Task to complete: Scan the material that follows. Copy every line containing the word "first".

Material:
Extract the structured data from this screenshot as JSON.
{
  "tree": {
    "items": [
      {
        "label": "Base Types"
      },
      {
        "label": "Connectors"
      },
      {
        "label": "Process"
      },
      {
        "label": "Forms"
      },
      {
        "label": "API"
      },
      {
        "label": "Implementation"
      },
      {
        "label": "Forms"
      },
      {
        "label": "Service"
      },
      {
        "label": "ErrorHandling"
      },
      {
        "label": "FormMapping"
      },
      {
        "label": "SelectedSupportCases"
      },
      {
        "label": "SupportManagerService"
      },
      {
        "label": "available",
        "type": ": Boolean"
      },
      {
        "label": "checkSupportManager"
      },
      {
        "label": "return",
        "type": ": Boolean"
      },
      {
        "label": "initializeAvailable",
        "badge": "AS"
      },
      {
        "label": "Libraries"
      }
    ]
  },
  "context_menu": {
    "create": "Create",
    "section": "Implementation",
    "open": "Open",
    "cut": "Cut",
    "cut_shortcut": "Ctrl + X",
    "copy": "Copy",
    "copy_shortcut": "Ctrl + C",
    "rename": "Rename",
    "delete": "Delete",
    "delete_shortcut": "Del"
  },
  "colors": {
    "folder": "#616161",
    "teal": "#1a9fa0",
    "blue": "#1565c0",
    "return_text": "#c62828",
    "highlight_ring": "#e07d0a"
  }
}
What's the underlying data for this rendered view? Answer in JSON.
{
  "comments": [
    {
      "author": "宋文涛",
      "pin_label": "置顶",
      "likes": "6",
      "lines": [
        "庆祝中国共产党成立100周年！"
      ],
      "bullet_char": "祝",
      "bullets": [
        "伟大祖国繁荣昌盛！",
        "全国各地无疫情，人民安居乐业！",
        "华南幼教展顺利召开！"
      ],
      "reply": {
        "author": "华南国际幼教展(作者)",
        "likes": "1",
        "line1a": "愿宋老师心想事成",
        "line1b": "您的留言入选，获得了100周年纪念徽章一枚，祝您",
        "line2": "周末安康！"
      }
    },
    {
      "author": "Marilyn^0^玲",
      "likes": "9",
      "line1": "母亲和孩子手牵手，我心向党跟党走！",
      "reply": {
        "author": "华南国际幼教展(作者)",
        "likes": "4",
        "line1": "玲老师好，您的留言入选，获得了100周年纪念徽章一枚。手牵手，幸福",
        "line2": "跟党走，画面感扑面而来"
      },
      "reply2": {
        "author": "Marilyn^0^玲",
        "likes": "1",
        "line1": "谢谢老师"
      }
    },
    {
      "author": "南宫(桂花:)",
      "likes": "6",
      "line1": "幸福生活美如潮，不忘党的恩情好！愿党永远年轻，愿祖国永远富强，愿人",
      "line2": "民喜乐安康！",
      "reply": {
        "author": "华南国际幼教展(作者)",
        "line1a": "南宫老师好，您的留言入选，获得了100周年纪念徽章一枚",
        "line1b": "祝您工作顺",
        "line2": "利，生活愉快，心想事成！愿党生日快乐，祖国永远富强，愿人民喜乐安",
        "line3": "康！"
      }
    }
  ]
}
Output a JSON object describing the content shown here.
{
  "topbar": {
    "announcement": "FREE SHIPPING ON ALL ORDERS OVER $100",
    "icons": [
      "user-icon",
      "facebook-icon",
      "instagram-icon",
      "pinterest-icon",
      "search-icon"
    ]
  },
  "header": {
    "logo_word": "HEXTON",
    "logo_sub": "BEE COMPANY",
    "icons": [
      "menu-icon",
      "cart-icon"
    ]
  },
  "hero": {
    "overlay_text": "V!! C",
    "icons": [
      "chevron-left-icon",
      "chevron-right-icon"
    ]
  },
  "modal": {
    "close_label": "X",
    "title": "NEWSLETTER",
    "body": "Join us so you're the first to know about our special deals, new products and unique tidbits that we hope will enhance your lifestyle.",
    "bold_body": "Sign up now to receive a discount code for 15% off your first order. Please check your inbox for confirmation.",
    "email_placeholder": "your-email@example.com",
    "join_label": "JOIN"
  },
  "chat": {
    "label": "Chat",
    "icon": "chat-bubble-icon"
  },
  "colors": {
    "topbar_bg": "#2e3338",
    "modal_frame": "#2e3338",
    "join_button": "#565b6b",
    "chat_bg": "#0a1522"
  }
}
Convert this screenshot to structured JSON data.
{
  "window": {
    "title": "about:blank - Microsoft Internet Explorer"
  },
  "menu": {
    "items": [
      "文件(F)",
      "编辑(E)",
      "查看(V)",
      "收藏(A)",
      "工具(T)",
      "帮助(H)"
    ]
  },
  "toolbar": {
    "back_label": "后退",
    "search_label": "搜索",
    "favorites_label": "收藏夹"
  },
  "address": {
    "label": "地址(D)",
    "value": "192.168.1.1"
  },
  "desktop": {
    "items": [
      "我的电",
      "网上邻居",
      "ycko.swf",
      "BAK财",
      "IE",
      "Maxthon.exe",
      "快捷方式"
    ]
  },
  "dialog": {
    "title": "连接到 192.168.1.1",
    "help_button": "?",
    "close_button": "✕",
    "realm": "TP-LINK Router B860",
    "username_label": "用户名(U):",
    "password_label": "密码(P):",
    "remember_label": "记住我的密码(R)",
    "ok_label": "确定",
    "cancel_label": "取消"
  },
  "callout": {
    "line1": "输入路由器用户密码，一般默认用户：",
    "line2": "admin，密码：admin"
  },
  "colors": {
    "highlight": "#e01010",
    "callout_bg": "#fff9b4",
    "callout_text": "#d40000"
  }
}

The completed task:
    "body": "Join us so you're the first to know about our special deals, new products and unique tidbits that we hope will enhance your lifestyle.",
    "bold_body": "Sign up now to receive a discount code for 15% off your first order. Please check your inbox for confirmation.",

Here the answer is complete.